Job. The material below should be written out in full and exactly; pictures stay out of the copy.

Records shown.
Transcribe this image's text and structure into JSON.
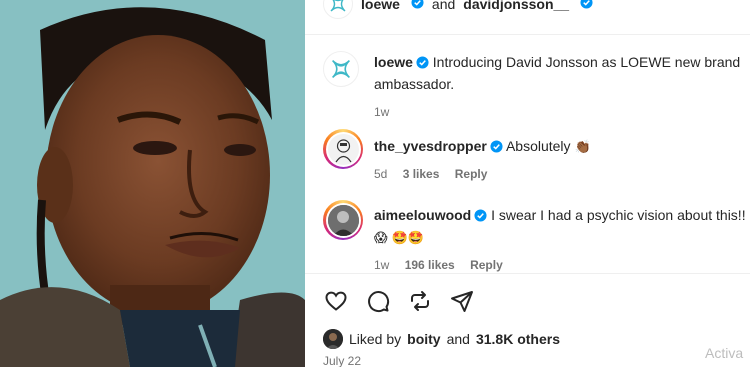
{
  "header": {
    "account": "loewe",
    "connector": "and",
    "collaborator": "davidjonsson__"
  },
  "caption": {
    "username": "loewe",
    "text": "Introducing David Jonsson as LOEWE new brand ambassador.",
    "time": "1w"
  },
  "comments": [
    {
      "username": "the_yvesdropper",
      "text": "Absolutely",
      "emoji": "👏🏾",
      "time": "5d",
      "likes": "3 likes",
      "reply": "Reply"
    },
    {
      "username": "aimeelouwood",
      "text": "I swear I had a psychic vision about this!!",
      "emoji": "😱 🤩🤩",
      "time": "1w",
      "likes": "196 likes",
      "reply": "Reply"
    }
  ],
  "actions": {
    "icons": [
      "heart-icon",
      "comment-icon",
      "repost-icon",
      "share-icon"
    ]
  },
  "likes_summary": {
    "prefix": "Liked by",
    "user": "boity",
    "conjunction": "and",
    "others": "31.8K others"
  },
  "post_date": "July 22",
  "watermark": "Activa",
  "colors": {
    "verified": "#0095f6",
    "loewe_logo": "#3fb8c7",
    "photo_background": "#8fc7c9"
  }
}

Worked solution.
Transcribe this image's text and structure into JSON.
{
  "header": {
    "account": "loewe",
    "connector": "and",
    "collaborator": "davidjonsson__"
  },
  "caption": {
    "username": "loewe",
    "text": "Introducing David Jonsson as LOEWE new brand ambassador.",
    "time": "1w"
  },
  "comments": [
    {
      "username": "the_yvesdropper",
      "text": "Absolutely",
      "emoji": "👏🏾",
      "time": "5d",
      "likes": "3 likes",
      "reply": "Reply"
    },
    {
      "username": "aimeelouwood",
      "text": "I swear I had a psychic vision about this!!",
      "emoji": "😱 🤩🤩",
      "time": "1w",
      "likes": "196 likes",
      "reply": "Reply"
    }
  ],
  "actions": {
    "icons": [
      "heart-icon",
      "comment-icon",
      "repost-icon",
      "share-icon"
    ]
  },
  "likes_summary": {
    "prefix": "Liked by",
    "user": "boity",
    "conjunction": "and",
    "others": "31.8K others"
  },
  "post_date": "July 22",
  "watermark": "Activa",
  "colors": {
    "verified": "#0095f6",
    "loewe_logo": "#3fb8c7",
    "photo_background": "#8fc7c9"
  }
}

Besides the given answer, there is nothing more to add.